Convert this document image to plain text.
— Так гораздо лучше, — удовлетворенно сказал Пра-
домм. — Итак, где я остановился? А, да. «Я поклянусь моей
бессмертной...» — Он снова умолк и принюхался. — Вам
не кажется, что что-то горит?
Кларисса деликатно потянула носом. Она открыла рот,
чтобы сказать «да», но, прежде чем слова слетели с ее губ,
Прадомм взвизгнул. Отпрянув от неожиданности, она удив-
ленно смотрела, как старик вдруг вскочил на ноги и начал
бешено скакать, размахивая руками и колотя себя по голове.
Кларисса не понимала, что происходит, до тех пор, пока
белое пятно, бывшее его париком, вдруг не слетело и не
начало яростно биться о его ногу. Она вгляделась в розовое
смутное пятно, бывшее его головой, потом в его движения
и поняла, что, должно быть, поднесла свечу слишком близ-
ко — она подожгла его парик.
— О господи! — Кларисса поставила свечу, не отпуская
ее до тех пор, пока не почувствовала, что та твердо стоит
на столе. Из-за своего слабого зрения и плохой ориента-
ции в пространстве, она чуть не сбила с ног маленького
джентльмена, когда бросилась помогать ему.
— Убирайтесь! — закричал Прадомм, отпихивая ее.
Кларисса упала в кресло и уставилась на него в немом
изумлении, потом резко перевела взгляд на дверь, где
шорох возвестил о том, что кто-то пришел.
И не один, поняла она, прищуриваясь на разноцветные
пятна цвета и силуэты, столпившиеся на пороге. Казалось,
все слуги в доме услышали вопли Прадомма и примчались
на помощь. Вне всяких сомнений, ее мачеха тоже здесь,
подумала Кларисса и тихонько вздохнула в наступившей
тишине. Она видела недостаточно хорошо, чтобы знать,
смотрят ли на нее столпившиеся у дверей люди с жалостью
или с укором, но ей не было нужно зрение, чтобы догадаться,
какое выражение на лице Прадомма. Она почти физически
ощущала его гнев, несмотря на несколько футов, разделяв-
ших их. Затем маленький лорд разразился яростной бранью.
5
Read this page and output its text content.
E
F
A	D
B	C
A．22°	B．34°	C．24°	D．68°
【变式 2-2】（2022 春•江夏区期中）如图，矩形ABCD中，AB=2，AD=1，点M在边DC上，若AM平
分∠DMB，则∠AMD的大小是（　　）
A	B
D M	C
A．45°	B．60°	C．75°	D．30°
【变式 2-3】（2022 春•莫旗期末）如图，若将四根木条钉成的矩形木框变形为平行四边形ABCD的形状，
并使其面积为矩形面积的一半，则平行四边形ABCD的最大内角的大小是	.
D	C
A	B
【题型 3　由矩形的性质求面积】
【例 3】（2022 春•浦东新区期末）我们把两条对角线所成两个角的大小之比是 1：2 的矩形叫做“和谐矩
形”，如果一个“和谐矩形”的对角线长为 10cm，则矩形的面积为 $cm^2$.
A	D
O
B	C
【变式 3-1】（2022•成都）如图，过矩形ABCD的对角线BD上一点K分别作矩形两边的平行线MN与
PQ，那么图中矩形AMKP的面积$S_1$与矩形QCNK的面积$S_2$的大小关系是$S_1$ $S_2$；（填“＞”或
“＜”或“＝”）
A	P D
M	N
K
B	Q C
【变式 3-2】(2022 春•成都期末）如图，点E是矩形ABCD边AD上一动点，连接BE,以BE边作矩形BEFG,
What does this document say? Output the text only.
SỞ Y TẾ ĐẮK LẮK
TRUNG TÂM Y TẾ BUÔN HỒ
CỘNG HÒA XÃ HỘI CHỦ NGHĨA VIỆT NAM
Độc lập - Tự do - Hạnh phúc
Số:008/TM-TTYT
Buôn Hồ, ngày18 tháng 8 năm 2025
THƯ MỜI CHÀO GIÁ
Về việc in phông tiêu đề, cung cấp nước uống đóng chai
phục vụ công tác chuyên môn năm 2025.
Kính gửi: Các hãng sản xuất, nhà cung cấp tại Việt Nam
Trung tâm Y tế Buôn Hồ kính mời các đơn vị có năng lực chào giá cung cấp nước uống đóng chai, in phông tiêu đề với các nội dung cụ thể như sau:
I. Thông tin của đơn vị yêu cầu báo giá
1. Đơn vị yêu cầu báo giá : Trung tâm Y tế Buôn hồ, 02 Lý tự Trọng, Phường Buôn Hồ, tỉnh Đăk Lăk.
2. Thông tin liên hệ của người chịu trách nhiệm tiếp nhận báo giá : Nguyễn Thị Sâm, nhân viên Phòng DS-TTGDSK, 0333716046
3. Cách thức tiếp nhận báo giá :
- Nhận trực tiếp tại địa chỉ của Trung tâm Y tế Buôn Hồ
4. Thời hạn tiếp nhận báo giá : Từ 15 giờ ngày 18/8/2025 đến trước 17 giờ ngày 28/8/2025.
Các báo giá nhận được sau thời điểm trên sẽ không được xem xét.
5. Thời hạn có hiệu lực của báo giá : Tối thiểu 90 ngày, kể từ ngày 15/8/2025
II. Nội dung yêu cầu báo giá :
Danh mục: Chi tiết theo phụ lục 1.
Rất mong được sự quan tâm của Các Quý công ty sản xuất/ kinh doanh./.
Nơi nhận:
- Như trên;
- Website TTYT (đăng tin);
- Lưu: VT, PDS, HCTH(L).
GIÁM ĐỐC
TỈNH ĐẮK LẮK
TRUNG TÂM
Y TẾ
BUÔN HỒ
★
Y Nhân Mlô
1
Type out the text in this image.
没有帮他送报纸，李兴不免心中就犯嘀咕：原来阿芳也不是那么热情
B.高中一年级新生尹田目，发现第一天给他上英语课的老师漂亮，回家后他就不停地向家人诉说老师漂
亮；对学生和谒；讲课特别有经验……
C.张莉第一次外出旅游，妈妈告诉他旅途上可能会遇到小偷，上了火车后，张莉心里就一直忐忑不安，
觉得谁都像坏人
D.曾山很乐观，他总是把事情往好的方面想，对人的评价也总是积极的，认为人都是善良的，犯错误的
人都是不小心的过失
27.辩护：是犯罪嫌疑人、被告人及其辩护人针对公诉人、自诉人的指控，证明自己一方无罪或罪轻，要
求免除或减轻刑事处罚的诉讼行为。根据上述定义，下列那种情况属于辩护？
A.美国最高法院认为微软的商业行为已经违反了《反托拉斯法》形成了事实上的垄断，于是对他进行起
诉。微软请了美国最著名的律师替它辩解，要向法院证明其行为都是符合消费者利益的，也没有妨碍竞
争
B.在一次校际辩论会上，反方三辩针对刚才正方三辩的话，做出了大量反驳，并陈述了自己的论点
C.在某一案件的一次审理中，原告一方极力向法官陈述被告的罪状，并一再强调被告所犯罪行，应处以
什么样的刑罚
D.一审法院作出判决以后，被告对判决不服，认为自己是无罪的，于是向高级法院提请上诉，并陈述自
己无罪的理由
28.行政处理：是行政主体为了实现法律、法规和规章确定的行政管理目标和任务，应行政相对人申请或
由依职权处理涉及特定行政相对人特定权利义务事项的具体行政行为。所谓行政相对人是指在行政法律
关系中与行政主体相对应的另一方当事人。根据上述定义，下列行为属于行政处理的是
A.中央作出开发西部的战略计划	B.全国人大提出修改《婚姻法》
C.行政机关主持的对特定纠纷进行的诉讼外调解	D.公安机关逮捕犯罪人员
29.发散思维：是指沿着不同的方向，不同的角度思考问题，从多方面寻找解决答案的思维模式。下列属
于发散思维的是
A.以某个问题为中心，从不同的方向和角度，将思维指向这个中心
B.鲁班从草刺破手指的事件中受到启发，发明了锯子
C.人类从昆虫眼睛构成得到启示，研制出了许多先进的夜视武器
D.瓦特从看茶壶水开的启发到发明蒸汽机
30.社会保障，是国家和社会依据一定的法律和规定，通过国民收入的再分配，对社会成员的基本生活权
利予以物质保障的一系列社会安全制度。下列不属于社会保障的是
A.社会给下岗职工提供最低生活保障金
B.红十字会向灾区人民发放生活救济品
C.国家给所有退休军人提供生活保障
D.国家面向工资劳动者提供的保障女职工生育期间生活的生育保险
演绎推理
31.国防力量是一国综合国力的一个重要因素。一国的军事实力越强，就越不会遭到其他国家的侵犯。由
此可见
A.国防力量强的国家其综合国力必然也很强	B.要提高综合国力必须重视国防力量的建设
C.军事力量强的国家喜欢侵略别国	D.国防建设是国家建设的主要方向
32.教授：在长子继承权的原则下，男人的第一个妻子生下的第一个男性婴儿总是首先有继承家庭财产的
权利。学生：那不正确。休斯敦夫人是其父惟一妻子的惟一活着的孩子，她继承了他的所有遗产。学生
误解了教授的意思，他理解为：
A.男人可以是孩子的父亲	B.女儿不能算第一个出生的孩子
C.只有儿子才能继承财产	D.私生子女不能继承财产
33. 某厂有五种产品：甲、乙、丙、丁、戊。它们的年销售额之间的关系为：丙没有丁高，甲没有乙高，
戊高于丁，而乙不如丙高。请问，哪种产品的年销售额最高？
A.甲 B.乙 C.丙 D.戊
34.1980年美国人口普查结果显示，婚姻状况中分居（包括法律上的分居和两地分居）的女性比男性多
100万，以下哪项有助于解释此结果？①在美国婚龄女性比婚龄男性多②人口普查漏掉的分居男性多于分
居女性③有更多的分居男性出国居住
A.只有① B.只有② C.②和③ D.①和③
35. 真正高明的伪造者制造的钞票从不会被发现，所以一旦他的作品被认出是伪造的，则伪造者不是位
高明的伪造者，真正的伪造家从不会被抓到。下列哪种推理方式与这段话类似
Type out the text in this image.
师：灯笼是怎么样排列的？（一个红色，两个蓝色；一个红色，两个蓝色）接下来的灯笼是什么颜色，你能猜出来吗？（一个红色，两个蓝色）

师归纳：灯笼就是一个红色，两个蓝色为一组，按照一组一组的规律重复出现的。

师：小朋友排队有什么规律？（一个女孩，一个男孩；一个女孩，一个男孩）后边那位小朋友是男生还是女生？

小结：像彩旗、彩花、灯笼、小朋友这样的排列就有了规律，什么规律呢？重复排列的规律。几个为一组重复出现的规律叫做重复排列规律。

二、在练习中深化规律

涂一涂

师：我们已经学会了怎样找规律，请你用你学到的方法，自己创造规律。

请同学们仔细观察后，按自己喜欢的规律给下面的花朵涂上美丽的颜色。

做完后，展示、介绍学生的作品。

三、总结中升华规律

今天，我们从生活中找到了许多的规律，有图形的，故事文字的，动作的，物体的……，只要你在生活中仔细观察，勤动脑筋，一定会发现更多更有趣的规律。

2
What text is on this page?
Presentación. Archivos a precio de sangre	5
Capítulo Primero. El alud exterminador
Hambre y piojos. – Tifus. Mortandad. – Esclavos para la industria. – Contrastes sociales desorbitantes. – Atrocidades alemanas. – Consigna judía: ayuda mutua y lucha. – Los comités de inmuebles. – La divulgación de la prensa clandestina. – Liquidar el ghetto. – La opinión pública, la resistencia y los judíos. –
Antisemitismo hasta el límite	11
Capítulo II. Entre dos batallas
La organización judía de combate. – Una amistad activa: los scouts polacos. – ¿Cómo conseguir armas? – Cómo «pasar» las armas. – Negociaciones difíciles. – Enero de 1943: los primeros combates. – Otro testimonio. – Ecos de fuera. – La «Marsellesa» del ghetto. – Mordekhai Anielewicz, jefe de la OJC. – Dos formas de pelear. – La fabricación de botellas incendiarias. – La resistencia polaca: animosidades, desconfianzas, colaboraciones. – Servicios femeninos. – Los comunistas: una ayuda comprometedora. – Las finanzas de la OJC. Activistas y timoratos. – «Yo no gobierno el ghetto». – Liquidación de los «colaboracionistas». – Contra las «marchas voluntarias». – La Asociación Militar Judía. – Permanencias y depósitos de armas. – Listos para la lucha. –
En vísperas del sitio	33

* * *

[PROMPT] Collect from the data above every line that includes "text".

[RESPONSE TO THIS TASK]
Convert this document image to plain text.
Read this page and output its text content.
What does this document say? Output the text only.
Type out the text in this image.
Type out the text in this image.
What text is on this page?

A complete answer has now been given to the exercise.